** Begin SOURCE DATA **

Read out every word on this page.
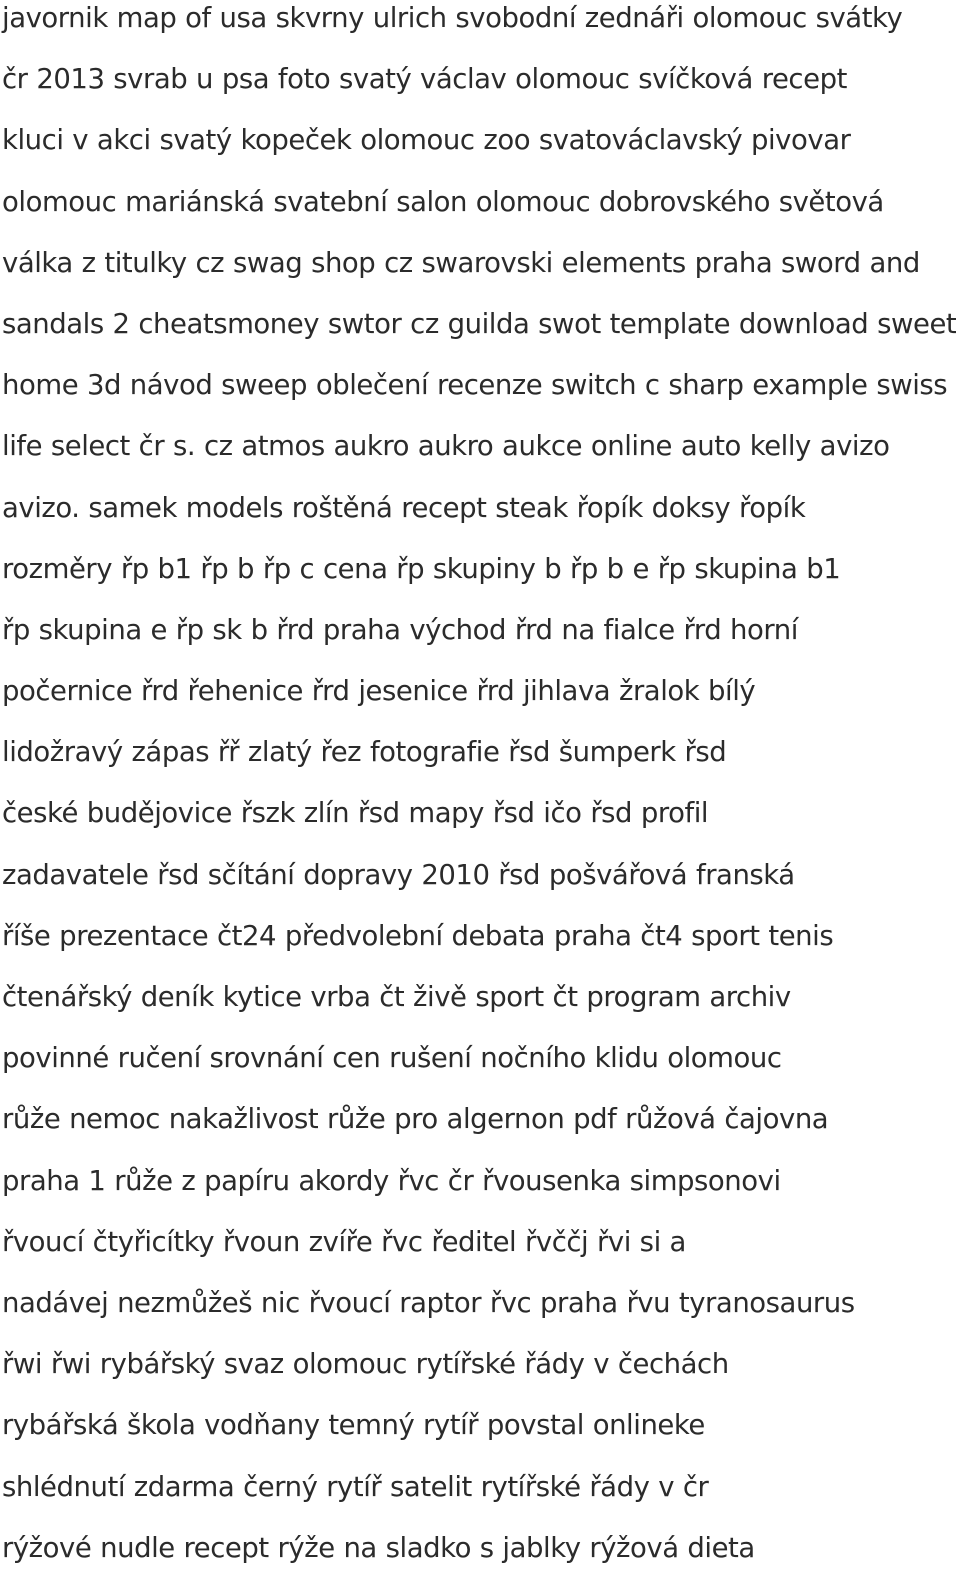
javornik map of usa skvrny ulrich svobodní zednáři olomouc svátky
čr 2013 svrab u psa foto svatý václav olomouc svíčková recept
kluci v akci svatý kopeček olomouc zoo svatováclavský pivovar
olomouc mariánská svatební salon olomouc dobrovského světová
válka z titulky cz swag shop cz swarovski elements praha sword and
sandals 2 cheatsmoney swtor cz guilda swot template download sweet
home 3d návod sweep oblečení recenze switch c sharp example swiss
life select čr s. cz atmos aukro aukro aukce online auto kelly avizo
avizo. samek models roštěná recept steak řopík doksy řopík
rozměry řp b1 řp b řp c cena řp skupiny b řp b e řp skupina b1
řp skupina e řp sk b řrd praha východ řrd na fialce řrd horní
počernice řrd řehenice řrd jesenice řrd jihlava žralok bílý
lidožravý zápas řř zlatý řez fotografie řsd šumperk řsd
české budějovice řszk zlín řsd mapy řsd ičo řsd profil
zadavatele řsd sčítání dopravy 2010 řsd pošvářová franská
říše prezentace čt24 předvolební debata praha čt4 sport tenis
čtenářský deník kytice vrba čt živě sport čt program archiv
povinné ručení srovnání cen rušení nočního klidu olomouc
růže nemoc nakažlivost růže pro algernon pdf růžová čajovna
praha 1 růže z papíru akordy řvc čr řvousenka simpsonovi
řvoucí čtyřicítky řvoun zvíře řvc ředitel řvččj řvi si a
nadávej nezmůžeš nic řvoucí raptor řvc praha řvu tyranosaurus
řwi řwi rybářský svaz olomouc rytířské řády v čechách
rybářská škola vodňany temný rytíř povstal onlineke
shlédnutí zdarma černý rytíř satelit rytířské řády v čr
rýžové nudle recept rýže na sladko s jablky rýžová dieta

** End SOURCE DATA **

_PROBLEM STATEMENT_
Do not copy the pictures, but repeat every line exactly.

_RESULT_
Read out every word on this page.
javornik map of usa skvrny ulrich svobodní zednáři olomouc svátky
čr 2013 svrab u psa foto svatý václav olomouc svíčková recept
kluci v akci svatý kopeček olomouc zoo svatováclavský pivovar
olomouc mariánská svatební salon olomouc dobrovského světová
válka z titulky cz swag shop cz swarovski elements praha sword and
sandals 2 cheatsmoney swtor cz guilda swot template download sweet
home 3d návod sweep oblečení recenze switch c sharp example swiss
life select čr s. cz atmos aukro aukro aukce online auto kelly avizo
avizo. samek models roštěná recept steak řopík doksy řopík
rozměry řp b1 řp b řp c cena řp skupiny b řp b e řp skupina b1
řp skupina e řp sk b řrd praha východ řrd na fialce řrd horní
počernice řrd řehenice řrd jesenice řrd jihlava žralok bílý
lidožravý zápas řř zlatý řez fotografie řsd šumperk řsd
české budějovice řszk zlín řsd mapy řsd ičo řsd profil
zadavatele řsd sčítání dopravy 2010 řsd pošvářová franská
říše prezentace čt24 předvolební debata praha čt4 sport tenis
čtenářský deník kytice vrba čt živě sport čt program archiv
povinné ručení srovnání cen rušení nočního klidu olomouc
růže nemoc nakažlivost růže pro algernon pdf růžová čajovna
praha 1 růže z papíru akordy řvc čr řvousenka simpsonovi
řvoucí čtyřicítky řvoun zvíře řvc ředitel řvččj řvi si a
nadávej nezmůžeš nic řvoucí raptor řvc praha řvu tyranosaurus
řwi řwi rybářský svaz olomouc rytířské řády v čechách
rybářská škola vodňany temný rytíř povstal onlineke
shlédnutí zdarma černý rytíř satelit rytířské řády v čr
rýžové nudle recept rýže na sladko s jablky rýžová dieta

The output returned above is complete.